Problem statement:
Could you copy every line from the material below in which "Analysen" appears?

** start of Given records **

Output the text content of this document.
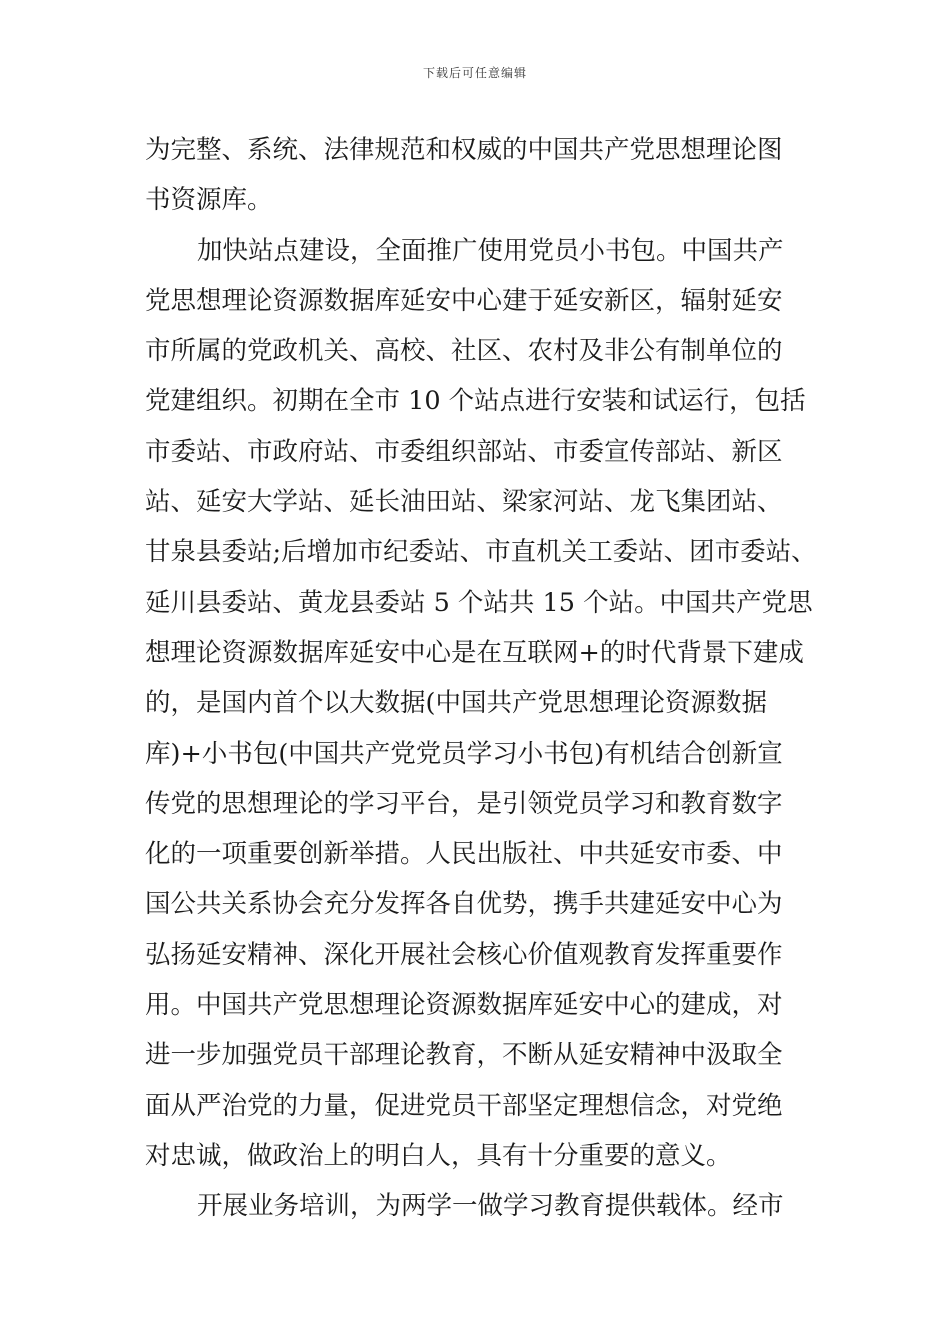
下载后可任意编辑
为完整、系统、法律规范和权威的中国共产党思想理论图
书资源库。
加快站点建设，全面推广使用党员小书包。中国共产
党思想理论资源数据库延安中心建于延安新区，辐射延安
市所属的党政机关、高校、社区、农村及非公有制单位的
党建组织。初期在全市 10 个站点进行安装和试运行，包括
市委站、市政府站、市委组织部站、市委宣传部站、新区
站、延安大学站、延长油田站、梁家河站、龙飞集团站、
甘泉县委站;后增加市纪委站、市直机关工委站、团市委站、
延川县委站、黄龙县委站 5 个站共 15 个站。中国共产党思
想理论资源数据库延安中心是在互联网+的时代背景下建成
的，是国内首个以大数据(中国共产党思想理论资源数据
库)+小书包(中国共产党党员学习小书包)有机结合创新宣
传党的思想理论的学习平台，是引领党员学习和教育数字
化的一项重要创新举措。人民出版社、中共延安市委、中
国公共关系协会充分发挥各自优势，携手共建延安中心为
弘扬延安精神、深化开展社会核心价值观教育发挥重要作
用。中国共产党思想理论资源数据库延安中心的建成，对
进一步加强党员干部理论教育，不断从延安精神中汲取全
面从严治党的力量，促进党员干部坚定理想信念，对党绝
对忠诚，做政治上的明白人，具有十分重要的意义。
开展业务培训，为两学一做学习教育提供载体。经市
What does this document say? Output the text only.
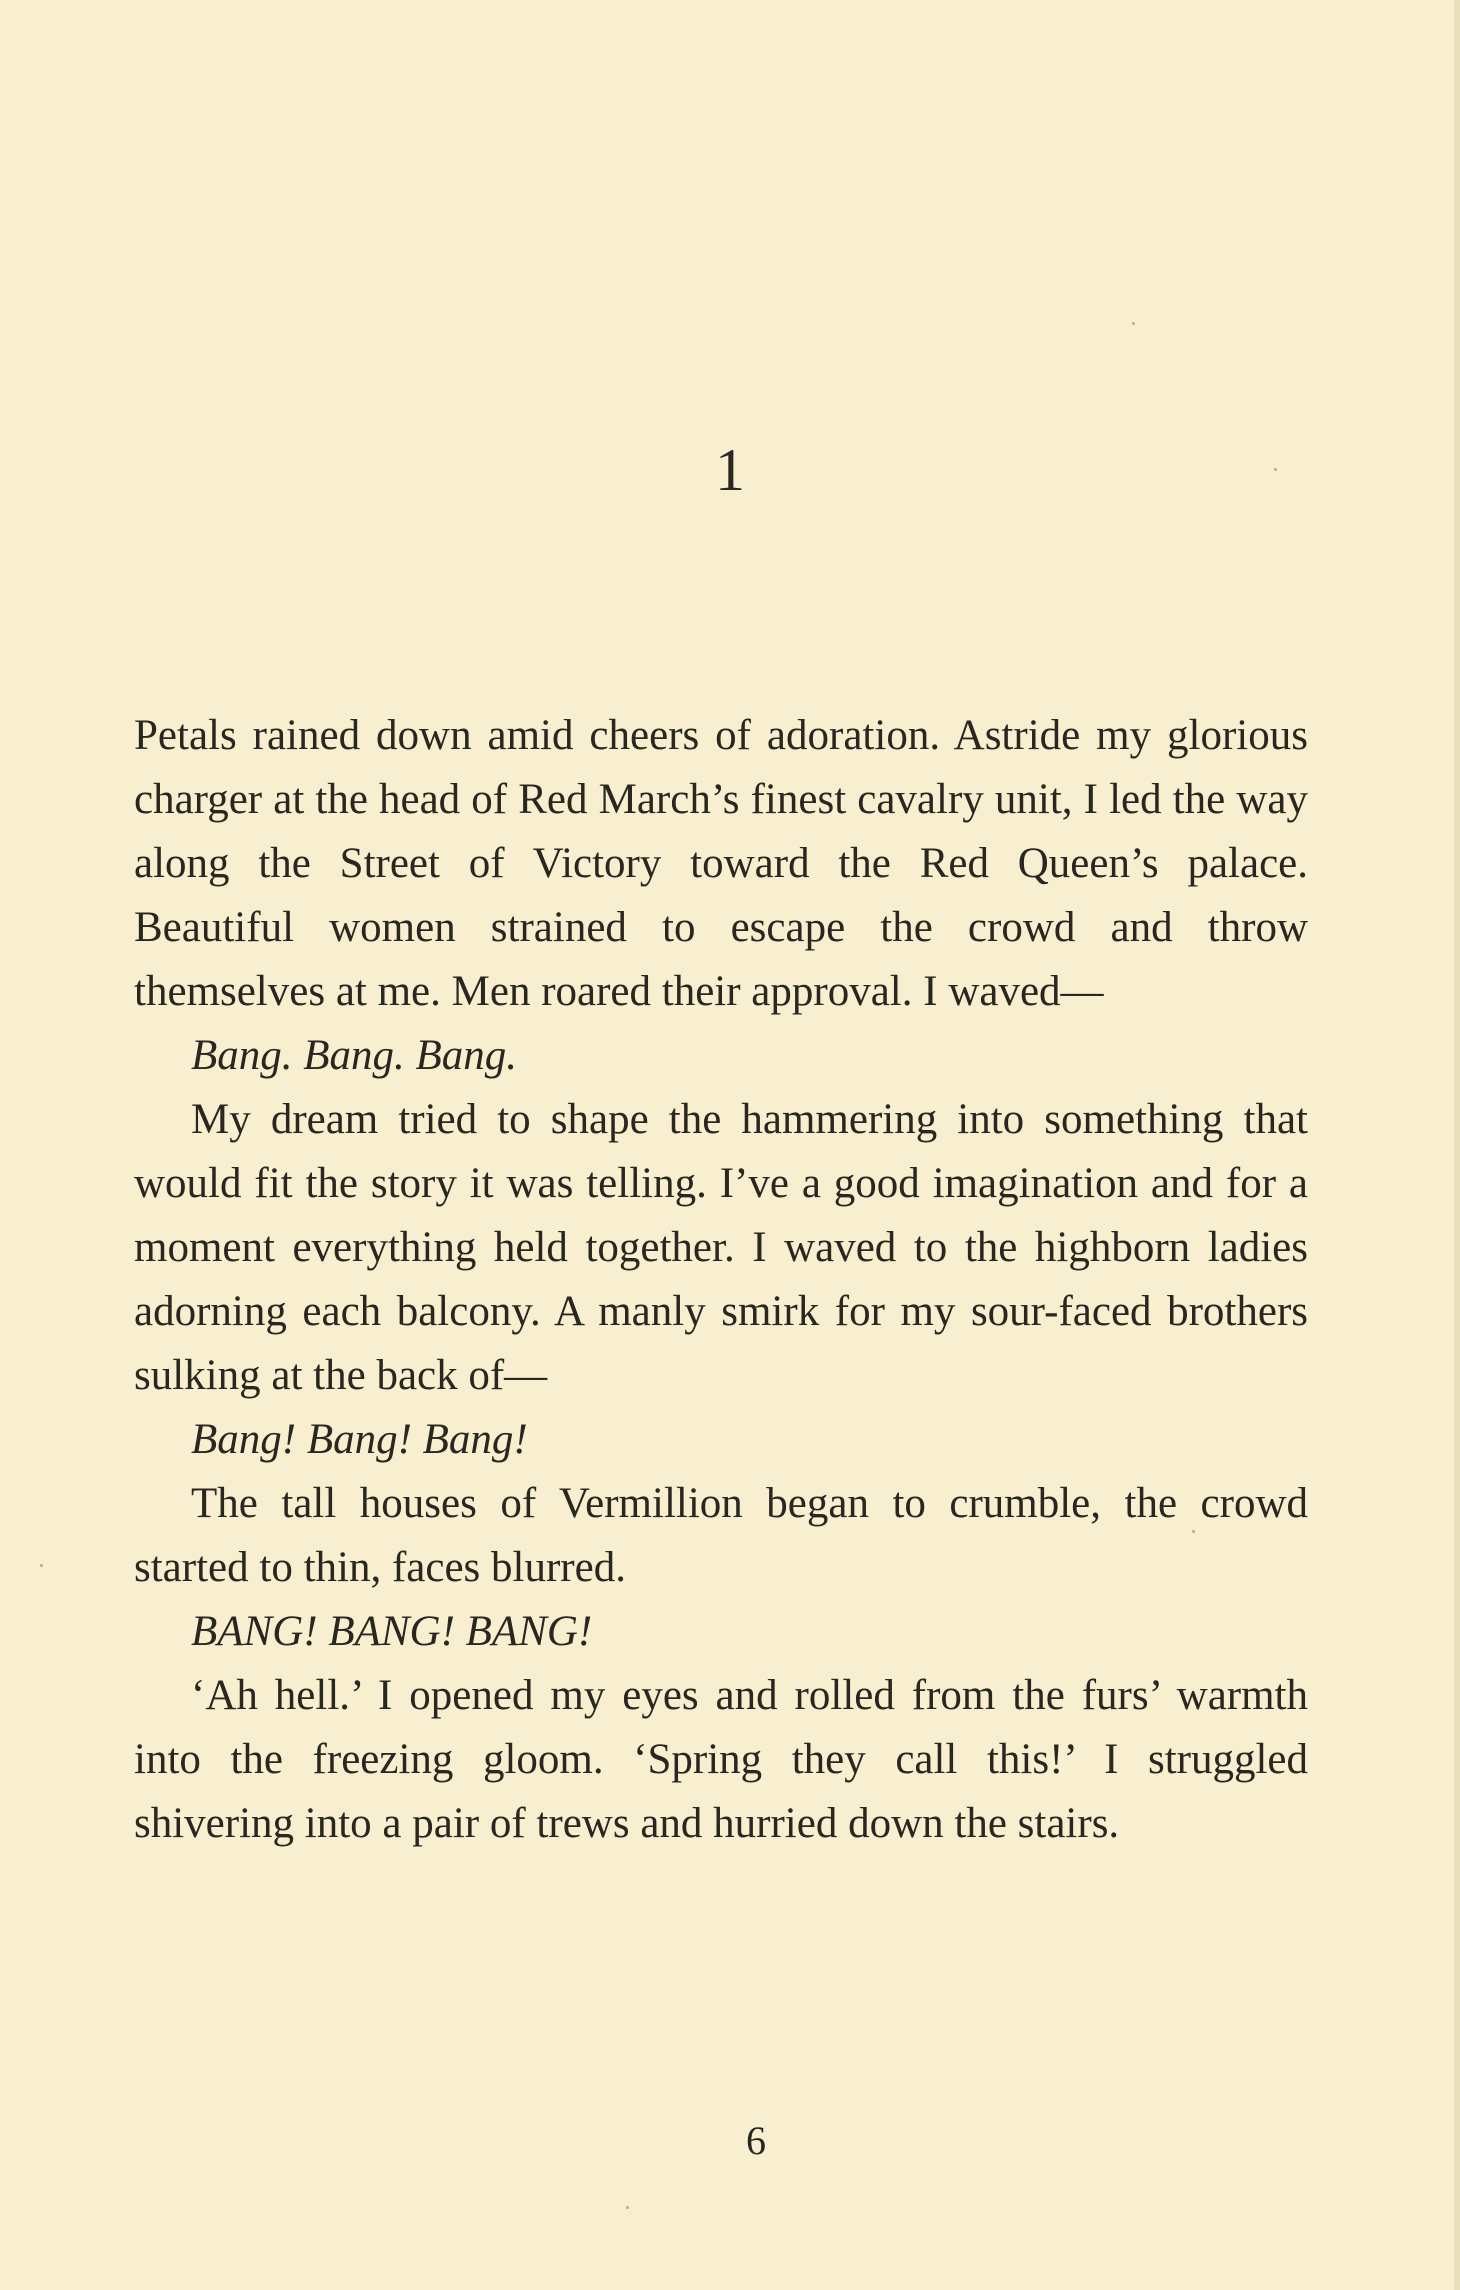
1

Petals rained down amid cheers of adoration. Astride my glorious charger at the head of Red March’s finest cavalry unit, I led the way along the Street of Victory toward the Red Queen’s palace. Beautiful women strained to escape the crowd and throw themselves at me. Men roared their approval. I waved—

Bang. Bang. Bang.

My dream tried to shape the hammering into something that would fit the story it was telling. I’ve a good imagination and for a moment everything held together. I waved to the highborn ladies adorning each balcony. A manly smirk for my sour-faced brothers sulking at the back of—

Bang! Bang! Bang!

The tall houses of Vermillion began to crumble, the crowd started to thin, faces blurred.

BANG! BANG! BANG!

‘Ah hell.’ I opened my eyes and rolled from the furs’ warmth into the freezing gloom. ‘Spring they call this!’ I struggled shivering into a pair of trews and hurried down the stairs.

6
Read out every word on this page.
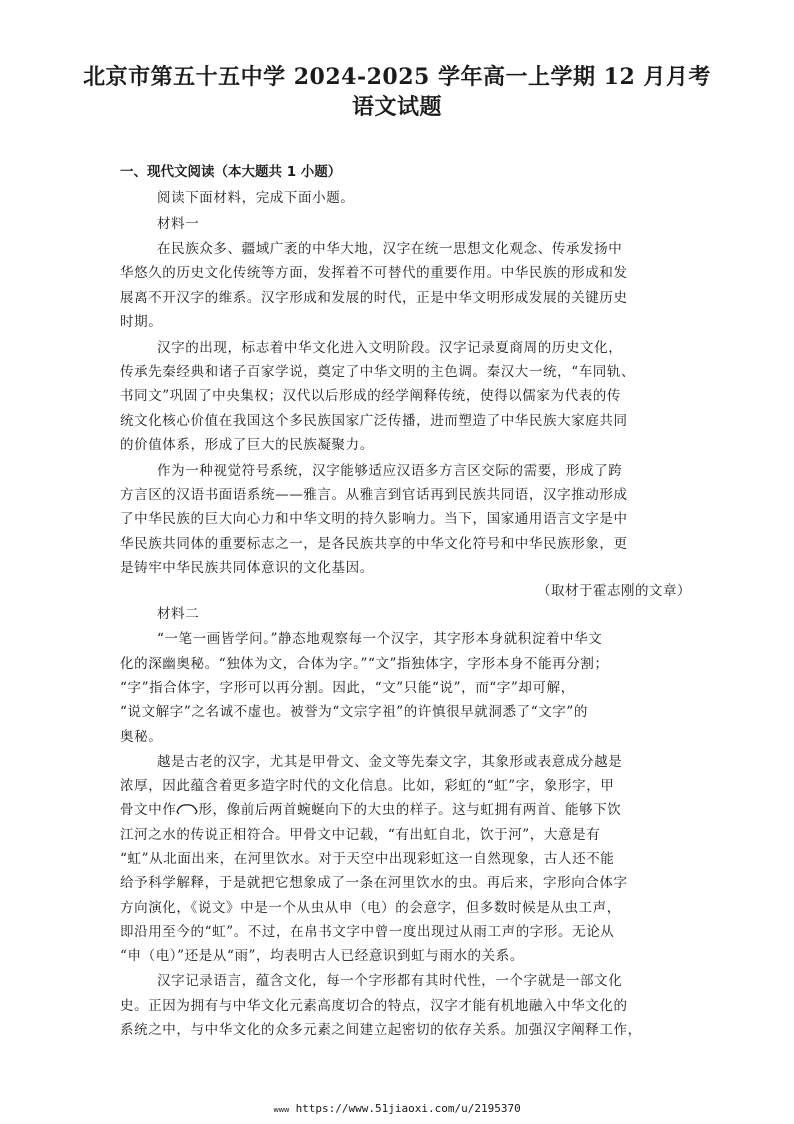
北京市第五十五中学 2024-2025 学年高一上学期 12 月月考
语文试题
一、现代文阅读（本大题共 1 小题）
阅读下面材料，完成下面小题。
材料一
在民族众多、疆域广袤的中华大地，汉字在统一思想文化观念、传承发扬中
华悠久的历史文化传统等方面，发挥着不可替代的重要作用。中华民族的形成和发
展离不开汉字的维系。汉字形成和发展的时代，正是中华文明形成发展的关键历史
时期。
汉字的出现，标志着中华文化进入文明阶段。汉字记录夏商周的历史文化，
传承先秦经典和诸子百家学说，奠定了中华文明的主色调。秦汉大一统，“车同轨、
书同文”巩固了中央集权；汉代以后形成的经学阐释传统，使得以儒家为代表的传
统文化核心价值在我国这个多民族国家广泛传播，进而塑造了中华民族大家庭共同
的价值体系，形成了巨大的民族凝聚力。
作为一种视觉符号系统，汉字能够适应汉语多方言区交际的需要，形成了跨
方言区的汉语书面语系统——雅言。从雅言到官话再到民族共同语，汉字推动形成
了中华民族的巨大向心力和中华文明的持久影响力。当下，国家通用语言文字是中
华民族共同体的重要标志之一，是各民族共享的中华文化符号和中华民族形象，更
是铸牢中华民族共同体意识的文化基因。
（取材于霍志刚的文章）
材料二
“一笔一画皆学问。”静态地观察每一个汉字，其字形本身就积淀着中华文
化的深幽奥秘。“独体为文，合体为字。”“文”指独体字，字形本身不能再分割；
“字”指合体字，字形可以再分割。因此，“文”只能“说”，而“字”却可解，
“说文解字”之名诚不虚也。被誉为“文宗字祖”的许慎很早就洞悉了“文字”的
奥秘。
越是古老的汉字，尤其是甲骨文、金文等先秦文字，其象形或表意成分越是
浓厚，因此蕴含着更多造字时代的文化信息。比如，彩虹的“虹”字，象形字，甲
骨文中作 形，像前后两首蜿蜒向下的大虫的样子。这与虹拥有两首、能够下饮
江河之水的传说正相符合。甲骨文中记载，“有出虹自北，饮于河”，大意是有
“虹”从北面出来，在河里饮水。对于天空中出现彩虹这一自然现象，古人还不能
给予科学解释，于是就把它想象成了一条在河里饮水的虫。再后来，字形向合体字
方向演化，《说文》中是一个从虫从申（电）的会意字，但多数时候是从虫工声，
即沿用至今的“虹”。不过，在帛书文字中曾一度出现过从雨工声的字形。无论从
“申（电）”还是从“雨”，均表明古人已经意识到虹与雨水的关系。
汉字记录语言，蕴含文化，每一个字形都有其时代性，一个字就是一部文化
史。正因为拥有与中华文化元素高度切合的特点，汉字才能有机地融入中华文化的
系统之中，与中华文化的众多元素之间建立起密切的依存关系。加强汉字阐释工作，
www https://www.51jiaoxi.com/u/2195370
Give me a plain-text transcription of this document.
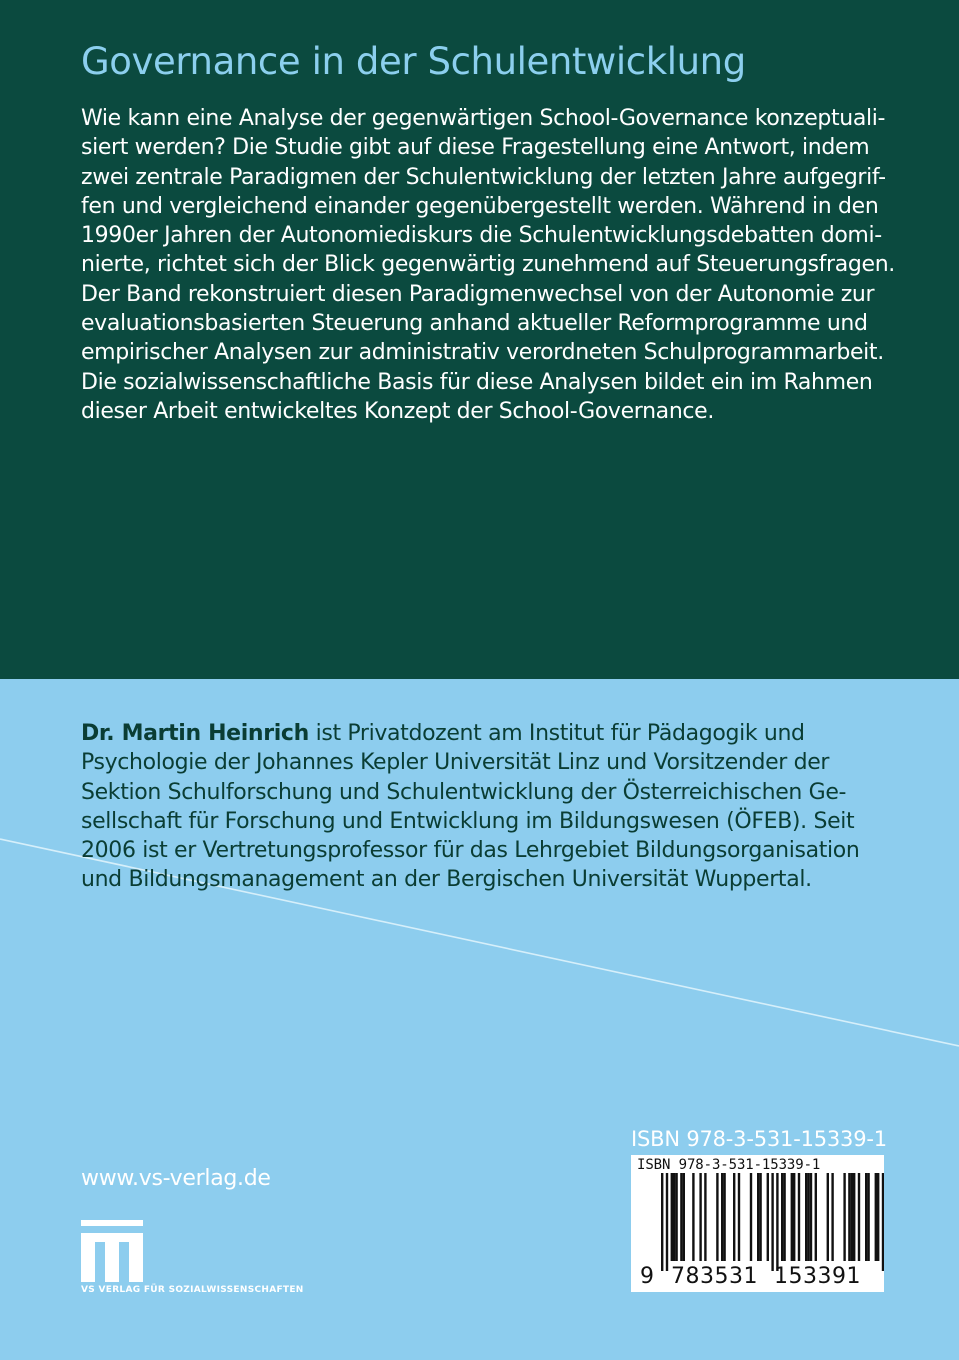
Governance in der Schulentwicklung
Wie kann eine Analyse der gegenwärtigen School-Governance konzeptuali-
siert werden? Die Studie gibt auf diese Fragestellung eine Antwort, indem
zwei zentrale Paradigmen der Schulentwicklung der letzten Jahre aufgegrif-
fen und vergleichend einander gegenübergestellt werden. Während in den
1990er Jahren der Autonomiediskurs die Schulentwicklungsdebatten domi-
nierte, richtet sich der Blick gegenwärtig zunehmend auf Steuerungsfragen.
Der Band rekonstruiert diesen Paradigmenwechsel von der Autonomie zur
evaluationsbasierten Steuerung anhand aktueller Reformprogramme und
empirischer Analysen zur administrativ verordneten Schulprogrammarbeit.
Die sozialwissenschaftliche Basis für diese Analysen bildet ein im Rahmen
dieser Arbeit entwickeltes Konzept der School-Governance.
Dr. Martin Heinrich ist Privatdozent am Institut für Pädagogik und
Psychologie der Johannes Kepler Universität Linz und Vorsitzender der
Sektion Schulforschung und Schulentwicklung der Österreichischen Ge-
sellschaft für Forschung und Entwicklung im Bildungswesen (ÖFEB). Seit
2006 ist er Vertretungsprofessor für das Lehrgebiet Bildungsorganisation
und Bildungsmanagement an der Bergischen Universität Wuppertal.
www.vs-verlag.de
VS VERLAG FÜR SOZIALWISSENSCHAFTEN
ISBN 978-3-531-15339-1
ISBN 978-3-531-15339-1
9 783531 153391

** end of Given records **

Response to this exercise:
empirischer Analysen zur administrativ verordneten Schulprogrammarbeit.
Die sozialwissenschaftliche Basis für diese Analysen bildet ein im Rahmen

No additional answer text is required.